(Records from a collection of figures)
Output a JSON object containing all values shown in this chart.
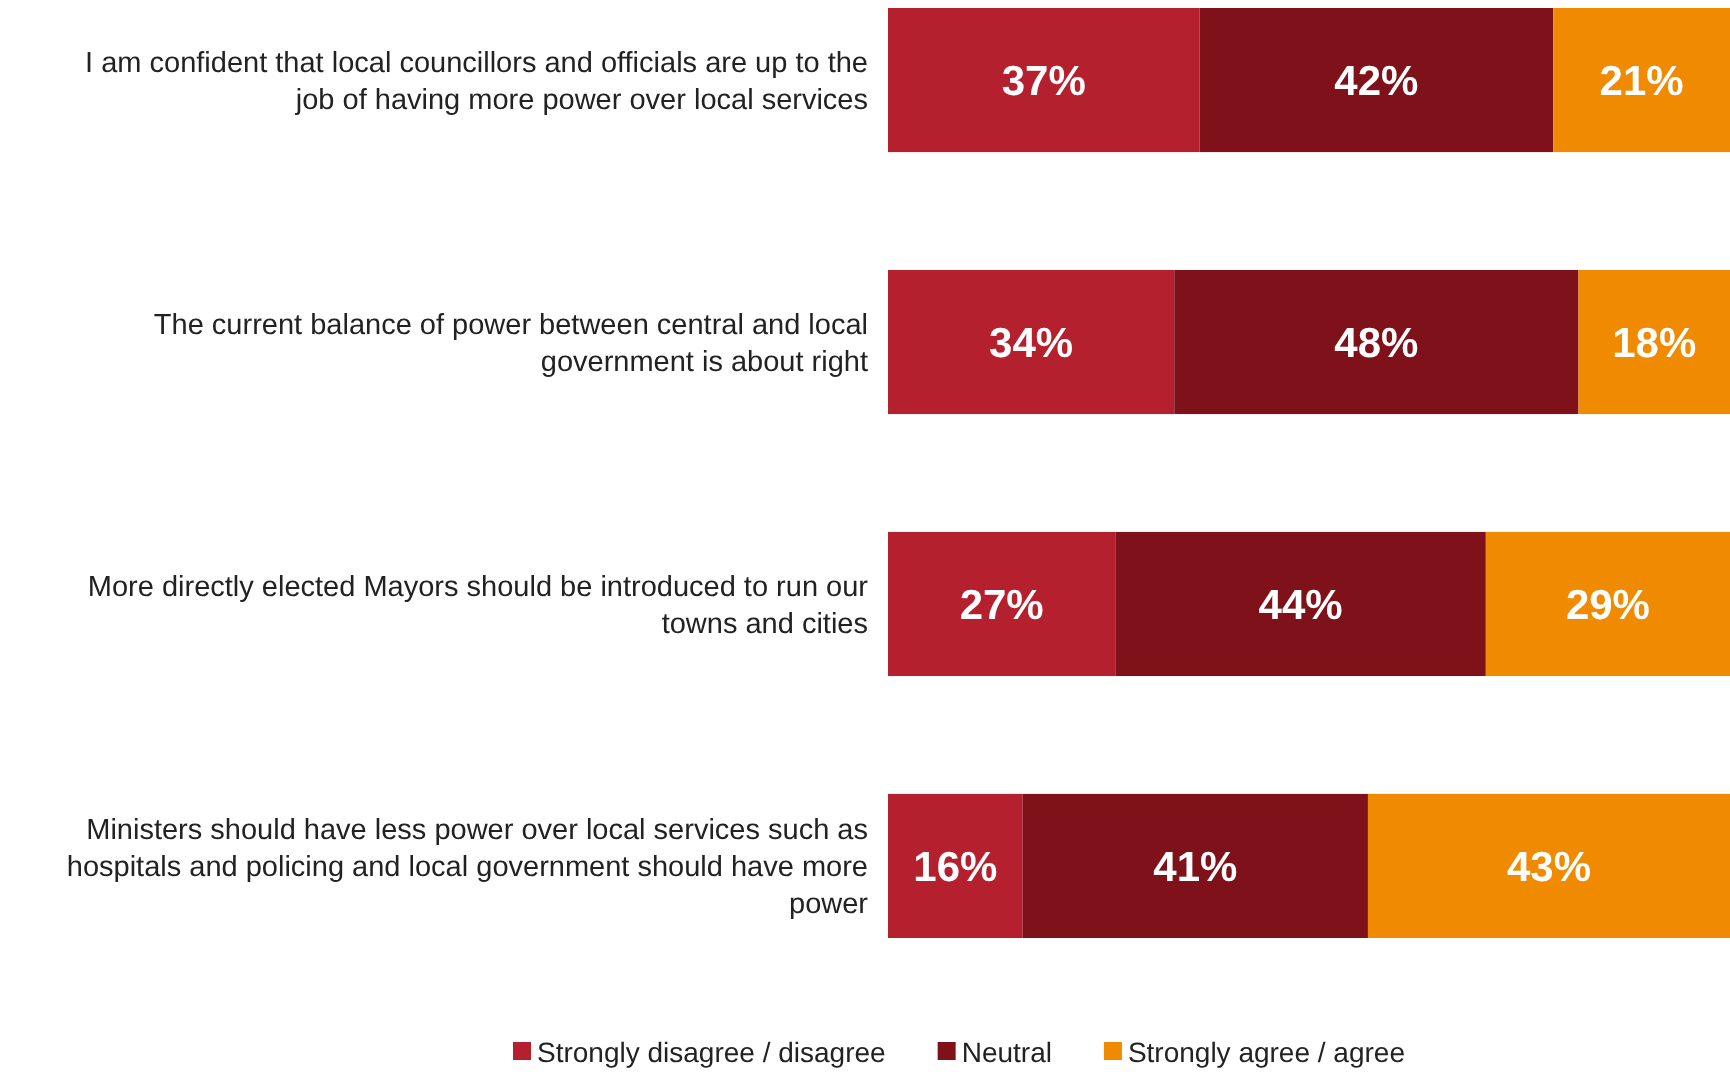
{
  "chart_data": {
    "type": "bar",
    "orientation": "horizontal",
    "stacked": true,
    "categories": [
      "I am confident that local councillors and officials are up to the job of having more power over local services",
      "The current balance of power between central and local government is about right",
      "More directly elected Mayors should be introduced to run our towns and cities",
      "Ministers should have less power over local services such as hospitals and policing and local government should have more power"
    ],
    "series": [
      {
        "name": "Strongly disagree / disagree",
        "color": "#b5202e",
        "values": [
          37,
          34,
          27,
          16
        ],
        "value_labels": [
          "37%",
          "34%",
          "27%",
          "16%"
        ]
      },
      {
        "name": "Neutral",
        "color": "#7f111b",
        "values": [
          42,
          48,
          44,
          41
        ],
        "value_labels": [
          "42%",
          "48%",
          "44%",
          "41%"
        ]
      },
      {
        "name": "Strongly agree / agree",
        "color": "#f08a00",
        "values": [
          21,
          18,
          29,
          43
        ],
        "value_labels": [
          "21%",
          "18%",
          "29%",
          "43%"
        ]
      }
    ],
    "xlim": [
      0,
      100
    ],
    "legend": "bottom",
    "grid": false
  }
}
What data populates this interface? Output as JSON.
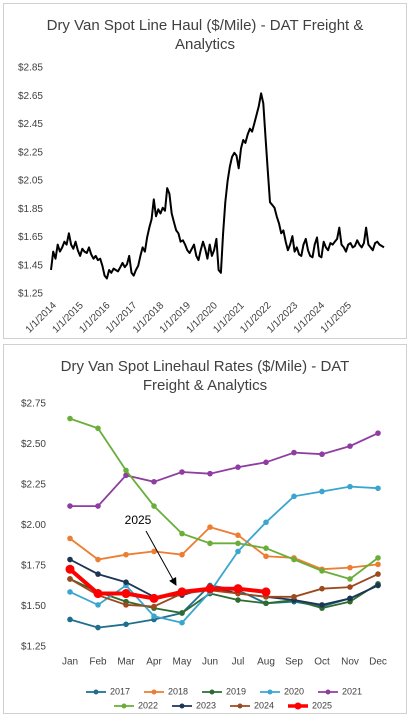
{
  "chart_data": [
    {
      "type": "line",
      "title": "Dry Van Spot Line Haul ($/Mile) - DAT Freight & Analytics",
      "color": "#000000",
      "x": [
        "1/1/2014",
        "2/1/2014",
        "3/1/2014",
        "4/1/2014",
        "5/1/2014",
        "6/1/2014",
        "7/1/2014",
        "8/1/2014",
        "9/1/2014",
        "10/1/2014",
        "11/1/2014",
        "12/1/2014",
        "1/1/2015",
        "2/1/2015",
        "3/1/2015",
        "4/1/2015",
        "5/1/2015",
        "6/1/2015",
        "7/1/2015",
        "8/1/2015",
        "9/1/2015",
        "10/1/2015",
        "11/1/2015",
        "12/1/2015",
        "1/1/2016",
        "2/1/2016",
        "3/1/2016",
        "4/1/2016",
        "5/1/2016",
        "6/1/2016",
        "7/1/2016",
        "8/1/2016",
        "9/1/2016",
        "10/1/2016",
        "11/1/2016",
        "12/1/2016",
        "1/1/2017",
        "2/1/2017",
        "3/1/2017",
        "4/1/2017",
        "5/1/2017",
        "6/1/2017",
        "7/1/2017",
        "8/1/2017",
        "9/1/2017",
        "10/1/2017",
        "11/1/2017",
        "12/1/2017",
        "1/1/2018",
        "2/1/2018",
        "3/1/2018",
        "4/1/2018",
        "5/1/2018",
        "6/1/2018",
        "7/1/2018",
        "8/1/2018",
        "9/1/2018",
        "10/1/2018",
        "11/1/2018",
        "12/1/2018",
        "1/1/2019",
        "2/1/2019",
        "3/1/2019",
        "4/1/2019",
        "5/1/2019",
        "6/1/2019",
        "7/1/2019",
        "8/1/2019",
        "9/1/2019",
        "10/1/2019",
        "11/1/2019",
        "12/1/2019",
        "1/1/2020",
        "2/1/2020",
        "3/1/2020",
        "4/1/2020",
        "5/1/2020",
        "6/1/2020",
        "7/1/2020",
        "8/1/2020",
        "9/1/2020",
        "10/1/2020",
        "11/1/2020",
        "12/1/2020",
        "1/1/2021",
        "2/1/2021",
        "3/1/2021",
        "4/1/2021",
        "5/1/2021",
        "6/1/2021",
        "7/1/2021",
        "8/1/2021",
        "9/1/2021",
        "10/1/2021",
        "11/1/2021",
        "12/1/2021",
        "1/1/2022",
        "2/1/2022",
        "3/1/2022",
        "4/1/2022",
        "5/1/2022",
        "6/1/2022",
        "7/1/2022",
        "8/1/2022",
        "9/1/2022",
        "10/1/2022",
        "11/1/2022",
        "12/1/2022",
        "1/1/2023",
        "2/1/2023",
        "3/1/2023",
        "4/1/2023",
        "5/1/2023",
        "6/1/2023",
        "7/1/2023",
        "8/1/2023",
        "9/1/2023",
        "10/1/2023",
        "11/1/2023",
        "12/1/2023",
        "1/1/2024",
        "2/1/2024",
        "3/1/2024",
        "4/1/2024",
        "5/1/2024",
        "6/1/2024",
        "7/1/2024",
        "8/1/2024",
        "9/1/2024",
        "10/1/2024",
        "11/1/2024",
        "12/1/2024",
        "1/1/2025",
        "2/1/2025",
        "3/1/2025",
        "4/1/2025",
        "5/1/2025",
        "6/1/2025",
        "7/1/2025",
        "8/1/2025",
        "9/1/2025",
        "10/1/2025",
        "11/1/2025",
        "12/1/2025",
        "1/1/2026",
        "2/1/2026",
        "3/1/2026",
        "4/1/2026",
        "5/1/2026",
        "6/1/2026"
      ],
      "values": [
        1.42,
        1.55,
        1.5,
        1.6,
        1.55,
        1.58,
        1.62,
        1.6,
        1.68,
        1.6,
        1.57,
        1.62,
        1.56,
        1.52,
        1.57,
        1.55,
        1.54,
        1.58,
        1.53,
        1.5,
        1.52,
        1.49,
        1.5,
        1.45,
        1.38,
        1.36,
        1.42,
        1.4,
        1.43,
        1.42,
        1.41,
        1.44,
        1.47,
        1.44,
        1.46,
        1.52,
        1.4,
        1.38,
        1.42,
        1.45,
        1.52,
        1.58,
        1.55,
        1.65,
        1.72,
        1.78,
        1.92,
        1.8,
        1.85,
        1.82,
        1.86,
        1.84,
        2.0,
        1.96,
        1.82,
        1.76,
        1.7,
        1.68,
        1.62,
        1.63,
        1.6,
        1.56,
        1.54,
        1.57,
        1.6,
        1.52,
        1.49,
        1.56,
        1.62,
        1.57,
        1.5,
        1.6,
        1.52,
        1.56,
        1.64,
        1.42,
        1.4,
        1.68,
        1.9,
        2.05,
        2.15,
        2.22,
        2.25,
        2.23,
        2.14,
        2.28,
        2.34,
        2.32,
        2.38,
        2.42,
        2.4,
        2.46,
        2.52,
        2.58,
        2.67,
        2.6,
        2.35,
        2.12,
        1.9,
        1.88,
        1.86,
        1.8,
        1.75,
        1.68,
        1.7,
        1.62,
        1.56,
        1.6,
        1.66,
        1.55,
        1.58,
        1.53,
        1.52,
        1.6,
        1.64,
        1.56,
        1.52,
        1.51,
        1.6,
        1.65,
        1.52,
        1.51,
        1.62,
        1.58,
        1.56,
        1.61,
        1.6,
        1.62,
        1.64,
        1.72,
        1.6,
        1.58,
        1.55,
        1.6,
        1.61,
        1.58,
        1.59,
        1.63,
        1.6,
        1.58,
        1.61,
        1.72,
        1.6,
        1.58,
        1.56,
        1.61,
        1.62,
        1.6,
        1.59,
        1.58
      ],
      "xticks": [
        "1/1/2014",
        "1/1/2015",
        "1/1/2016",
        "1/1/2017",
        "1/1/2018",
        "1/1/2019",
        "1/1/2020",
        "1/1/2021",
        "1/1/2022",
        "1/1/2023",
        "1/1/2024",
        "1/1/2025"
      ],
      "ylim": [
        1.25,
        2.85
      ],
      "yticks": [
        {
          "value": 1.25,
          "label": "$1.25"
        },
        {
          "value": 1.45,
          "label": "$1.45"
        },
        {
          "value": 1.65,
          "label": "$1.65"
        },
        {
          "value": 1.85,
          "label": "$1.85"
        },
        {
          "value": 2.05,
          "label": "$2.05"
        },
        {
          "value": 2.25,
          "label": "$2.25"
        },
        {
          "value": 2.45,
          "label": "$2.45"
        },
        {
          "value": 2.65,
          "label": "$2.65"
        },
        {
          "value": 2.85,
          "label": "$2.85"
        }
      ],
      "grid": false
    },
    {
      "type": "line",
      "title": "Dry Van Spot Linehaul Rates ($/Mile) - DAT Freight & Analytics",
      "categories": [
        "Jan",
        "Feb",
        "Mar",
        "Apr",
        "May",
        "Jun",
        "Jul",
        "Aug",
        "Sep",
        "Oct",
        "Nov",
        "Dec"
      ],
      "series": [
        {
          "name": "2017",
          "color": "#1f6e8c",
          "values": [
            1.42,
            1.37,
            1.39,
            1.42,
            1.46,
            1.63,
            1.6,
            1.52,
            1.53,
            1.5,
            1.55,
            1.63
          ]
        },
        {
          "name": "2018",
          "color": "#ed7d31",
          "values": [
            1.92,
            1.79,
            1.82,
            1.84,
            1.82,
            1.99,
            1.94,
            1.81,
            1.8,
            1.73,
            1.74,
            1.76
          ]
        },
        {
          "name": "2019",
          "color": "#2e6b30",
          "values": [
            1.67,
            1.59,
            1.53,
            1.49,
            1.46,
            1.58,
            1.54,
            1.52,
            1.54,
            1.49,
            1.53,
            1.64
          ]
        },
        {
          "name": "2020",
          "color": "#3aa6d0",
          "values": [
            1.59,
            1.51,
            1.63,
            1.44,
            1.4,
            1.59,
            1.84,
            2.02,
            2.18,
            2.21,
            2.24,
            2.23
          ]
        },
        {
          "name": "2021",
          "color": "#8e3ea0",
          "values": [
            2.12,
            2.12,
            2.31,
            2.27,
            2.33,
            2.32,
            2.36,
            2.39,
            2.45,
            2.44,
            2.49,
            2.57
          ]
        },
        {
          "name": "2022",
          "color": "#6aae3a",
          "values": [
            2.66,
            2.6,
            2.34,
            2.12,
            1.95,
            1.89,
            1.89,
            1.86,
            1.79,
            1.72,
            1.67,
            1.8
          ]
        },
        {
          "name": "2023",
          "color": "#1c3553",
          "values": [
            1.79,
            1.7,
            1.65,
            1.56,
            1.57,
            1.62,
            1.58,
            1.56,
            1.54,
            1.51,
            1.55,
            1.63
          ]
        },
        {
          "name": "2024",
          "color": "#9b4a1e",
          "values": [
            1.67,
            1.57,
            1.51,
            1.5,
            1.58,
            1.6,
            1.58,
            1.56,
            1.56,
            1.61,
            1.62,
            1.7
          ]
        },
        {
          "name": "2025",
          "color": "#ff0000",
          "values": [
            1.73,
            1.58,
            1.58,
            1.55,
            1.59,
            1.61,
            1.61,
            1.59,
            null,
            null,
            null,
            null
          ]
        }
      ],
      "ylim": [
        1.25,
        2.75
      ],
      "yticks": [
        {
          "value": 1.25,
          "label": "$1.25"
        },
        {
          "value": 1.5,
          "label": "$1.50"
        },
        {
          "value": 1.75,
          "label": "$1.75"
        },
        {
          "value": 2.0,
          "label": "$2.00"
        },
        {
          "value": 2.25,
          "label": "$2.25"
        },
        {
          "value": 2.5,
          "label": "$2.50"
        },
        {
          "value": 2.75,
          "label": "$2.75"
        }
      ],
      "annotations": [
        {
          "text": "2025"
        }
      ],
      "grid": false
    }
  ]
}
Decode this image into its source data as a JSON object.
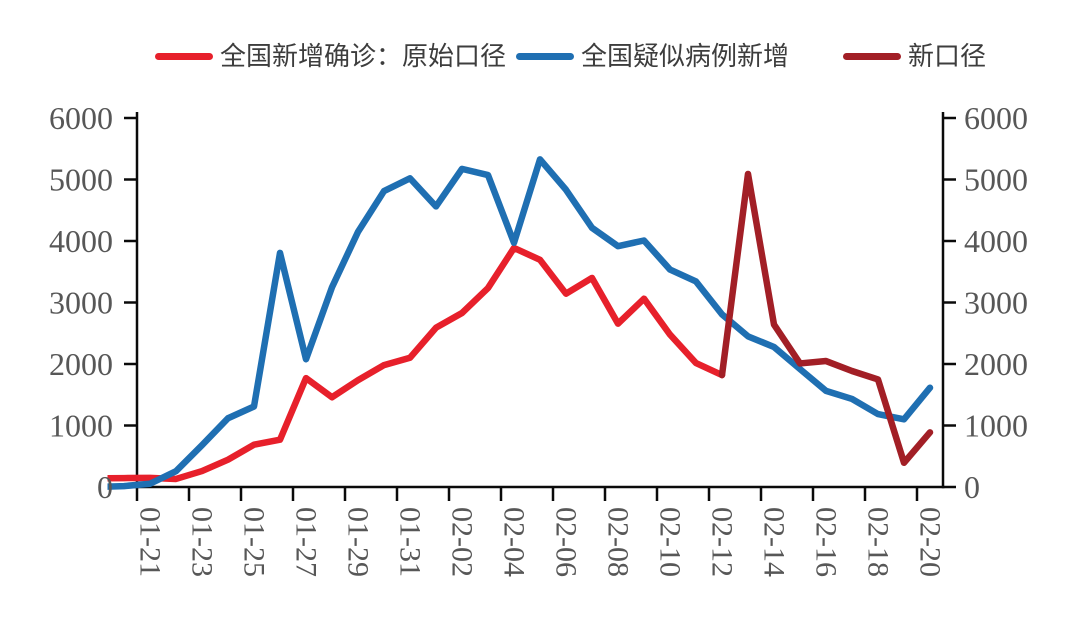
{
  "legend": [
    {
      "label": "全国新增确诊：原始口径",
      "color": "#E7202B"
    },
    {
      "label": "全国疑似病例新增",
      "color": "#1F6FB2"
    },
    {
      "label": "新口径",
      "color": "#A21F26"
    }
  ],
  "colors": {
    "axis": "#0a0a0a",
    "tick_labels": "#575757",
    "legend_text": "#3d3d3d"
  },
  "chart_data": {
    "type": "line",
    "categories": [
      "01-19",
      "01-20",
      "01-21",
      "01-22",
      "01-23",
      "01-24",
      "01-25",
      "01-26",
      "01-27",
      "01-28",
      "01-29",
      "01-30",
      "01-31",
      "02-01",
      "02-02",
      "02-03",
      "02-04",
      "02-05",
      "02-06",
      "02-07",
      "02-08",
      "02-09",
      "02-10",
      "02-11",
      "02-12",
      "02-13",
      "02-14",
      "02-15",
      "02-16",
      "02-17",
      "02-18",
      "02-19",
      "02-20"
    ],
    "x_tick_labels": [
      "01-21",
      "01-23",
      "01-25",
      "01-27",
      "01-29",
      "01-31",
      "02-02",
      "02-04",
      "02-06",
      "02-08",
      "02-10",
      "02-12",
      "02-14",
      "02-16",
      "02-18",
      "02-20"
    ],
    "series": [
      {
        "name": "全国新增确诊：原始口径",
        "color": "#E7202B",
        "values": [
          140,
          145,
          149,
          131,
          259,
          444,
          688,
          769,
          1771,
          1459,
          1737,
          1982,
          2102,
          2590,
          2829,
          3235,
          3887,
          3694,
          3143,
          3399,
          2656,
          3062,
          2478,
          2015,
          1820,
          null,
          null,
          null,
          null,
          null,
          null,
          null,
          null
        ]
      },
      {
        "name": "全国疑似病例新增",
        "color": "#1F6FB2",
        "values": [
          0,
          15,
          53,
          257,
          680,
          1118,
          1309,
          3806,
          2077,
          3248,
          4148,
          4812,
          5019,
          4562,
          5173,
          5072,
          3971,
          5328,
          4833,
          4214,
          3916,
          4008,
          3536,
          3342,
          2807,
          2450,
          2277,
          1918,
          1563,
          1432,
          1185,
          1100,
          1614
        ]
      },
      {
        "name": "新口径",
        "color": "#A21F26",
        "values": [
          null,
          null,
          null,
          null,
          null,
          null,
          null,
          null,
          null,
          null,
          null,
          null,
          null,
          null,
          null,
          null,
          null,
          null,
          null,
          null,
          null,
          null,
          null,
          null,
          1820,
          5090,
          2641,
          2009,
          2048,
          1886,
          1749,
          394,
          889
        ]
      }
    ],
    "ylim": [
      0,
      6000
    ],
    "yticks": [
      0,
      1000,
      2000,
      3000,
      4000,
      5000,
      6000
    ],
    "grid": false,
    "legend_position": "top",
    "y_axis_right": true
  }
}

### GIVEN REQUEST
Going through the records above, state how many lines carry "local", with no other text.

### SOLUTION
3